#### STATED GOAL:
Return every line of the records below verbatim, with no pictures in the copy.

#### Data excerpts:
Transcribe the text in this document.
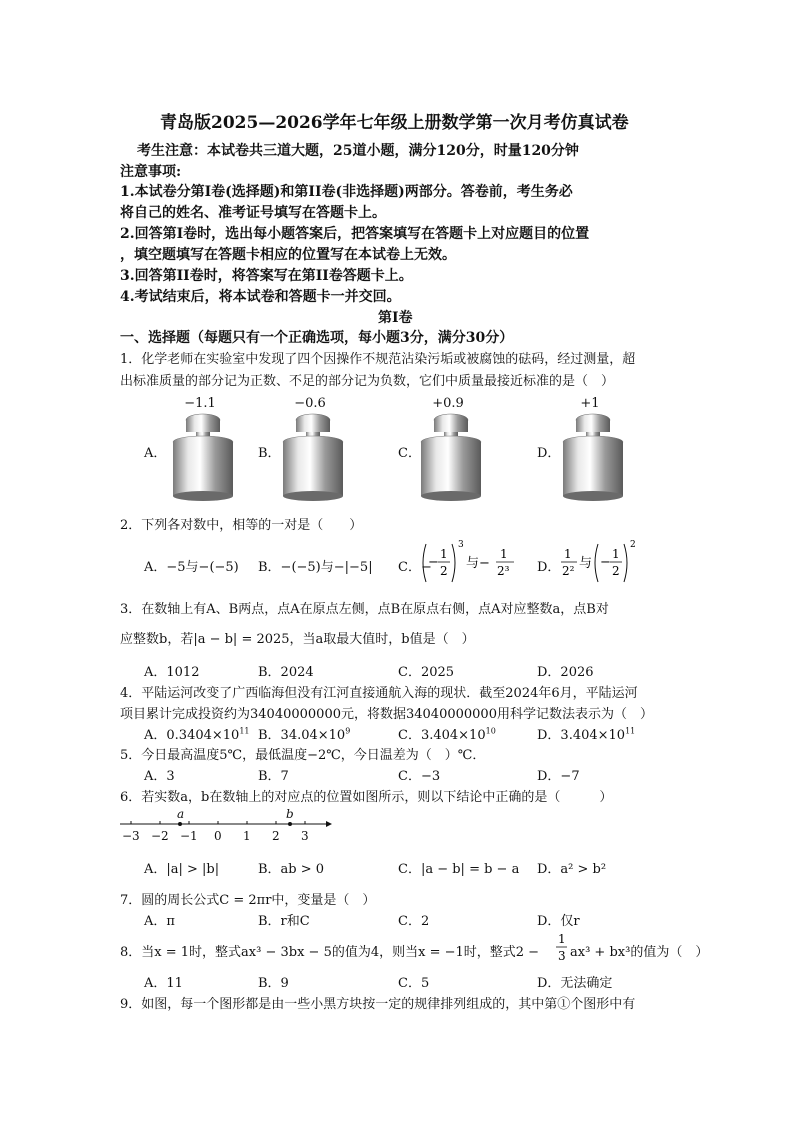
青岛版2025—2026学年七年级上册数学第一次月考仿真试卷
考生注意：本试卷共三道大题，25道小题，满分120分，时量120分钟
注意事项:
1.本试卷分第Ⅰ卷(选择题)和第II卷(非选择题)两部分。答卷前，考生务必
将自己的姓名、准考证号填写在答题卡上。
2.回答第Ⅰ卷时，选出每小题答案后，把答案填写在答题卡上对应题目的位置
，填空题填写在答题卡相应的位置写在本试卷上无效。
3.回答第II卷时，将答案写在第II卷答题卡上。
4.考试结束后，将本试卷和答题卡一并交回。
第Ⅰ卷
一、选择题（每题只有一个正确选项，每小题3分，满分30分）
1．化学老师在实验室中发现了四个因操作不规范沾染污垢或被腐蚀的砝码，经过测量，超
出标准质量的部分记为正数、不足的部分记为负数，它们中质量最接近标准的是（　）
A．
−1.1
B．
−0.6
C．
+0.9
D．
+1
2．下列各对数中，相等的一对是（　　）
A．−5与−(−5) B．−(−5)与−|−5| C．−
−
1
2
3
与−
1
2³ D．
1
2² 与 −
1
2
2
3．在数轴上有A、B两点，点A在原点左侧，点B在原点右侧，点A对应整数a，点B对
应整数b，若|a − b| = 2025，当a取最大值时，b值是（　）
A．1012	B．2024	C．2025	D．2026
4．平陆运河改变了广西临海但没有江河直接通航入海的现状．截至2024年6月，平陆运河
项目累计完成投资约为34040000000元，将数据34040000000用科学记数法表示为（　）
A．$0.3404\times 10^{11}$ B．$34.04\times 10^9$	C．$3.404\times 10^{10}$	D．$3.404\times 10^{11}$
5．今日最高温度5℃，最低温度−2℃，今日温差为（　）℃．
A．3	B．7	C．−3	D．−7
6．若实数a，b在数轴上的对应点的位置如图所示，则以下结论中正确的是（　　　）
−3 −2 −1 0 1 2 3
a	b
A．|a| > |b|	B．ab > 0	C．|a − b| = b − a D．a² > b²
7．圆的周长公式C = 2πr中，变量是（　）
A．π	B．r和C	C．2	D．仅r
8．当x = 1时，整式ax³ − 3bx − 5的值为4，则当x = −1时，整式2 −
1
3 ax³ + bx³的值为（　）
A．11	B．9	C．5	D．无法确定
9．如图，每一个图形都是由一些小黑方块按一定的规律排列组成的，其中第①个图形中有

#### EXPECTED ANSWER:
Transcribe the text in this document.
青岛版2025—2026学年七年级上册数学第一次月考仿真试卷
考生注意：本试卷共三道大题，25道小题，满分120分，时量120分钟
注意事项:
1.本试卷分第Ⅰ卷(选择题)和第II卷(非选择题)两部分。答卷前，考生务必
将自己的姓名、准考证号填写在答题卡上。
2.回答第Ⅰ卷时，选出每小题答案后，把答案填写在答题卡上对应题目的位置
，填空题填写在答题卡相应的位置写在本试卷上无效。
3.回答第II卷时，将答案写在第II卷答题卡上。
4.考试结束后，将本试卷和答题卡一并交回。
第Ⅰ卷
一、选择题（每题只有一个正确选项，每小题3分，满分30分）
1．化学老师在实验室中发现了四个因操作不规范沾染污垢或被腐蚀的砝码，经过测量，超
出标准质量的部分记为正数、不足的部分记为负数，它们中质量最接近标准的是（　）
A．
−1.1
B．
−0.6
C．
+0.9
D．
+1
2．下列各对数中，相等的一对是（　　）
A．−5与−(−5) B．−(−5)与−|−5| C．−
−
1
2
3
与−
1
2³ D．
1
2² 与 −
1
2
2
3．在数轴上有A、B两点，点A在原点左侧，点B在原点右侧，点A对应整数a，点B对
应整数b，若|a − b| = 2025，当a取最大值时，b值是（　）
A．1012	B．2024	C．2025	D．2026
4．平陆运河改变了广西临海但没有江河直接通航入海的现状．截至2024年6月，平陆运河
项目累计完成投资约为34040000000元，将数据34040000000用科学记数法表示为（　）
A．$0.3404\times 10^{11}$ B．$34.04\times 10^9$	C．$3.404\times 10^{10}$	D．$3.404\times 10^{11}$
5．今日最高温度5℃，最低温度−2℃，今日温差为（　）℃．
A．3	B．7	C．−3	D．−7
6．若实数a，b在数轴上的对应点的位置如图所示，则以下结论中正确的是（　　　）
−3 −2 −1 0 1 2 3
a	b
A．|a| > |b|	B．ab > 0	C．|a − b| = b − a D．a² > b²
7．圆的周长公式C = 2πr中，变量是（　）
A．π	B．r和C	C．2	D．仅r
8．当x = 1时，整式ax³ − 3bx − 5的值为4，则当x = −1时，整式2 −
1
3 ax³ + bx³的值为（　）
A．11	B．9	C．5	D．无法确定
9．如图，每一个图形都是由一些小黑方块按一定的规律排列组成的，其中第①个图形中有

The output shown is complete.